Items from a dataset
============================================================
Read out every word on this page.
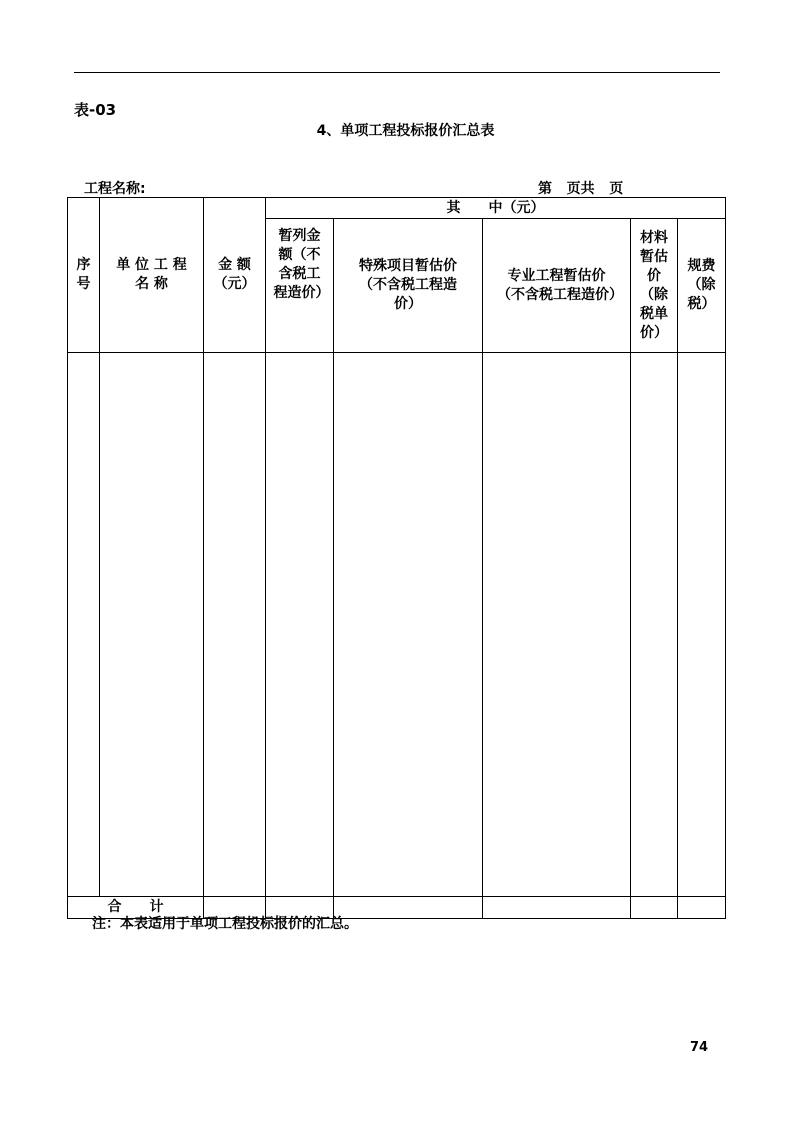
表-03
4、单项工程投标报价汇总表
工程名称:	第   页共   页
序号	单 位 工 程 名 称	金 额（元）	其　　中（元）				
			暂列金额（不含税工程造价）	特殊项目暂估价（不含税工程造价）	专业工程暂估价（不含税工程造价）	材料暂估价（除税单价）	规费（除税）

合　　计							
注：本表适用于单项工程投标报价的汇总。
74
============================================================
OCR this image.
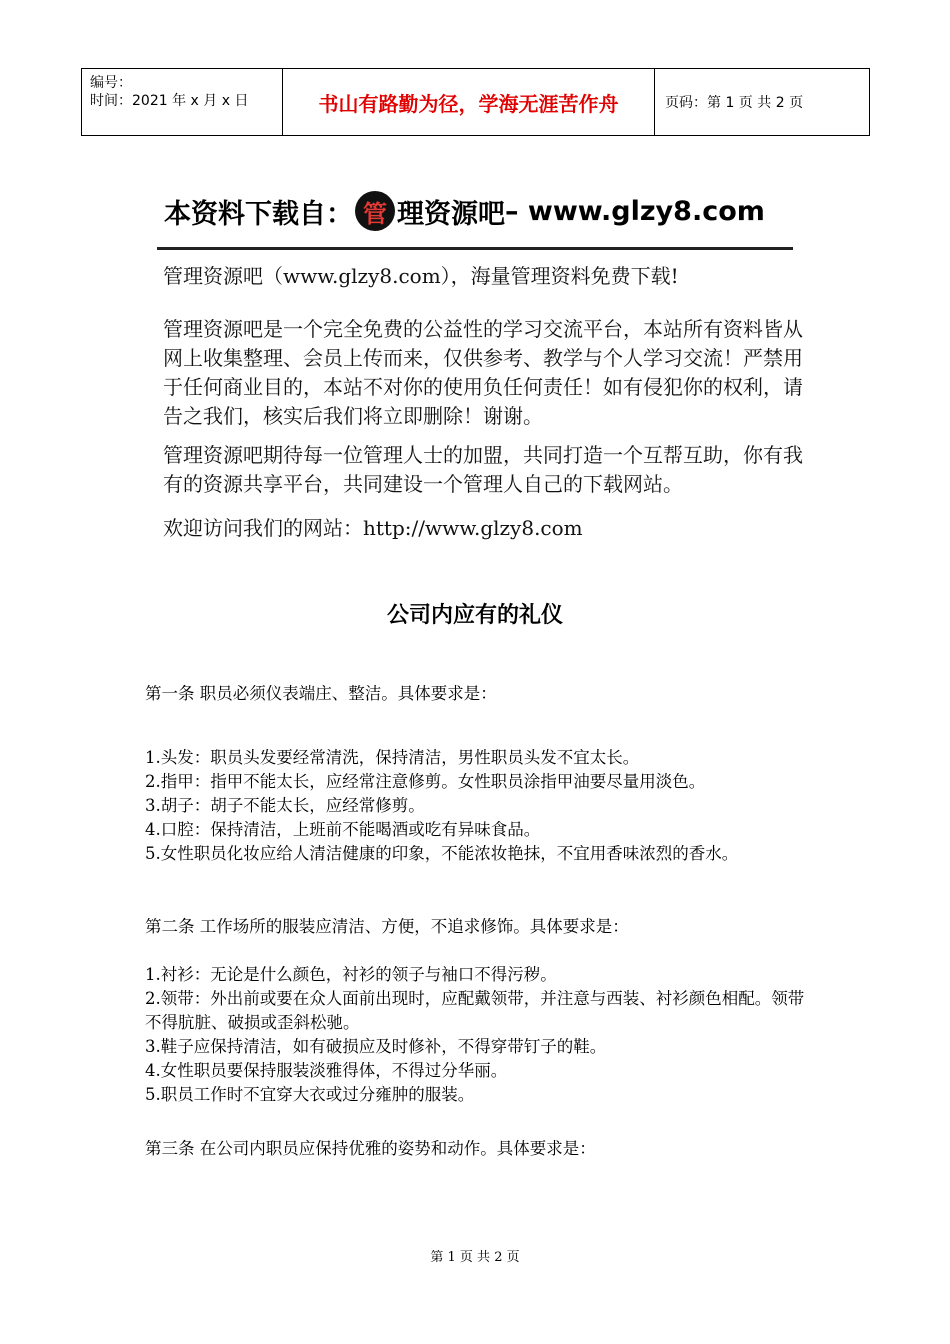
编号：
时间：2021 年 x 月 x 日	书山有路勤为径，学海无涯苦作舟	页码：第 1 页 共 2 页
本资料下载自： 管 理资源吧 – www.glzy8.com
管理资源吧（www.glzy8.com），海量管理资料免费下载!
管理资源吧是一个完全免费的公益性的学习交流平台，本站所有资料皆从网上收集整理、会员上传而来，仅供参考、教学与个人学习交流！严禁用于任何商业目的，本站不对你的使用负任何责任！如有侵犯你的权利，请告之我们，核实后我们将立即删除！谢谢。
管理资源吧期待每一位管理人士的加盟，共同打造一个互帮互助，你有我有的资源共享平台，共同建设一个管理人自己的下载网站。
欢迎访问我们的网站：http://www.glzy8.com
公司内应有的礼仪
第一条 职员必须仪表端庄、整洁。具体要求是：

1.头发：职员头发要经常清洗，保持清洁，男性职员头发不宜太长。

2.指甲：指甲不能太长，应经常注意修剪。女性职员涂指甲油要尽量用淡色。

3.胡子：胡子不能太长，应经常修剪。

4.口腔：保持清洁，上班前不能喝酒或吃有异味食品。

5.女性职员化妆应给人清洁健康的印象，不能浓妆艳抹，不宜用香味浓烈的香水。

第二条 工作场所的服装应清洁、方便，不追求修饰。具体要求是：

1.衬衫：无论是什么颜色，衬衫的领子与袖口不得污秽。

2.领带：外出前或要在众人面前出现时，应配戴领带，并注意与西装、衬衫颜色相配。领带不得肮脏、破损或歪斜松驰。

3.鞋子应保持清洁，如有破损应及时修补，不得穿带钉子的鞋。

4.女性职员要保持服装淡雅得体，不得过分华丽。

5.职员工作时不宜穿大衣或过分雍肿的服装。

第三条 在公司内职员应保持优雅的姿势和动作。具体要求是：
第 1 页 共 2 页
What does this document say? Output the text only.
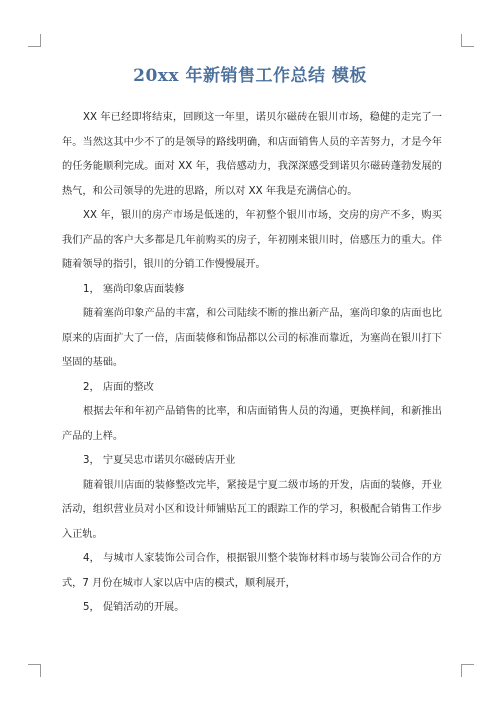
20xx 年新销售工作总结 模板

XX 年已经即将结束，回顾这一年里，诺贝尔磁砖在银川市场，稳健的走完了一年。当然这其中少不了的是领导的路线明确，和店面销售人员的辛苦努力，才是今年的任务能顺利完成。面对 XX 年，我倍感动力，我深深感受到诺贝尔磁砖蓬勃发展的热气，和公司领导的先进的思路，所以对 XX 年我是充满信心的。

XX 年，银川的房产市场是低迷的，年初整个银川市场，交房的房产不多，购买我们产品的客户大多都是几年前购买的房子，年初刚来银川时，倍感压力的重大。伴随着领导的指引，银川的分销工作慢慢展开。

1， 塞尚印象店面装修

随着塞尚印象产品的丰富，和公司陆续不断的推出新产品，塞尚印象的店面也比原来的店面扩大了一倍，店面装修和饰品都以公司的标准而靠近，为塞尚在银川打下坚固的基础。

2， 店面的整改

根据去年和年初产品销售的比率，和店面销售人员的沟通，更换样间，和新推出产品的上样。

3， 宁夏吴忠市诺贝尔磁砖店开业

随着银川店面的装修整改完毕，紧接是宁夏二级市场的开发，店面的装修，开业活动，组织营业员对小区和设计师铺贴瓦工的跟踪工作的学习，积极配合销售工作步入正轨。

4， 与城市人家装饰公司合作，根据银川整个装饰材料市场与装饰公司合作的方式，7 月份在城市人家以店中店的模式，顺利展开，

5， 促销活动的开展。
============================================================
• Problem
Keep only the lines that hold the string "this", and copy them out.

• Correct response
Read out every word on this page.
OCR this image.
What does this document say? Output the text only.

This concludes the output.